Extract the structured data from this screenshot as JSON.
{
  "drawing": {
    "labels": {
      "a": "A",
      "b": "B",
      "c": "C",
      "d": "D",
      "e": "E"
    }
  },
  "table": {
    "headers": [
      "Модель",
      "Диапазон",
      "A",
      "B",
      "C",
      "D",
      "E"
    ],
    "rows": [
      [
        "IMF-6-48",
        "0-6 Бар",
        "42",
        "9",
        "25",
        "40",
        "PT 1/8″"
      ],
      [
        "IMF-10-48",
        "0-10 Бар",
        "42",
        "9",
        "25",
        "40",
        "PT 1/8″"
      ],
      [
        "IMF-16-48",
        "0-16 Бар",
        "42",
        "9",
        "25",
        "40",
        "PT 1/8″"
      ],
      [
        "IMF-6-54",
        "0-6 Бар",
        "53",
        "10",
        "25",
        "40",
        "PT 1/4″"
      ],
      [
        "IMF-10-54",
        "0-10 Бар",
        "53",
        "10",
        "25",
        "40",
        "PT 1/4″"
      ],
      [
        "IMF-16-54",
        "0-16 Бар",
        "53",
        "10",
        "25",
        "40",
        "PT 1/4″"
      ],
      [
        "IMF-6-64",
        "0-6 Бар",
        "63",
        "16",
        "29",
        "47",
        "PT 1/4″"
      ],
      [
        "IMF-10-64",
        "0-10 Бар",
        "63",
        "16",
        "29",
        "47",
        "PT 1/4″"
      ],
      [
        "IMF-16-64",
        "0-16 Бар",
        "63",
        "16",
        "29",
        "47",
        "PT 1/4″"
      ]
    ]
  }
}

* * * *

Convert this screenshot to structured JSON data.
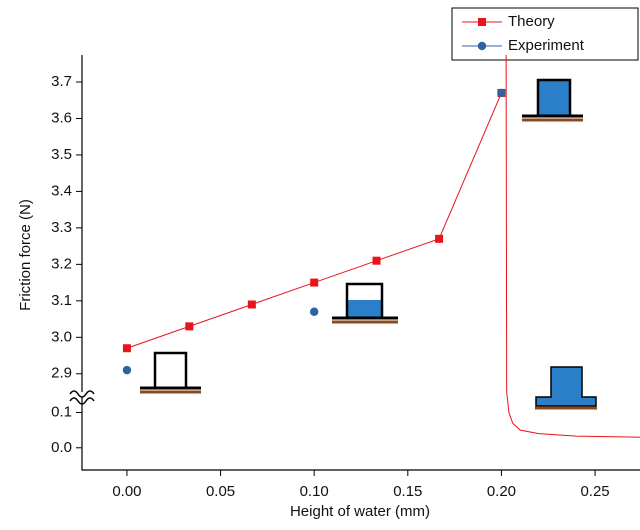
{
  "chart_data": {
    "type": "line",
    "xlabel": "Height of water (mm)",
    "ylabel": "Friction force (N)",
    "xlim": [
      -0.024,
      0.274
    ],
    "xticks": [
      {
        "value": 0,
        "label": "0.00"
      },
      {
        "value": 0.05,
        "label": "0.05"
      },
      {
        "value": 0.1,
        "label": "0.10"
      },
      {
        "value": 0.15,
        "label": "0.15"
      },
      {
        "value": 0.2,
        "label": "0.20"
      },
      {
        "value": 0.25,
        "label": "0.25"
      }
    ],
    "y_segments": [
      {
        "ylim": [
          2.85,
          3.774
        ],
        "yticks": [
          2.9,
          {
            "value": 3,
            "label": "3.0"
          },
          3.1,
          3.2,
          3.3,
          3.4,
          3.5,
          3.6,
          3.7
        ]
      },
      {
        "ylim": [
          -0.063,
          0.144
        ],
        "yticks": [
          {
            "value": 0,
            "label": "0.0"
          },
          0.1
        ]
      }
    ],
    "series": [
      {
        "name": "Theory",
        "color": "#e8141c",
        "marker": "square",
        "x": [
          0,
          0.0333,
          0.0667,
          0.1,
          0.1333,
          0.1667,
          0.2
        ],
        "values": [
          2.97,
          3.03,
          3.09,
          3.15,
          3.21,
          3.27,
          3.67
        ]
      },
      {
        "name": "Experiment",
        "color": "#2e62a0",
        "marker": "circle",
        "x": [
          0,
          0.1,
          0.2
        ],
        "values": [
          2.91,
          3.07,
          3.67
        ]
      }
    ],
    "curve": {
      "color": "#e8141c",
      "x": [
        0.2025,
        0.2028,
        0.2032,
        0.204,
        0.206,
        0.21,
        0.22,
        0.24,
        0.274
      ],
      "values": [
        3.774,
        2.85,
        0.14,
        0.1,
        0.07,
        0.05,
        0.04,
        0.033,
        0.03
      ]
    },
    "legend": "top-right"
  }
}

* * * *

Where a line of the data holds "JSON", show that line.

Extract the structured data from this screenshot as JSON.
Convert this screenshot to structured JSON data.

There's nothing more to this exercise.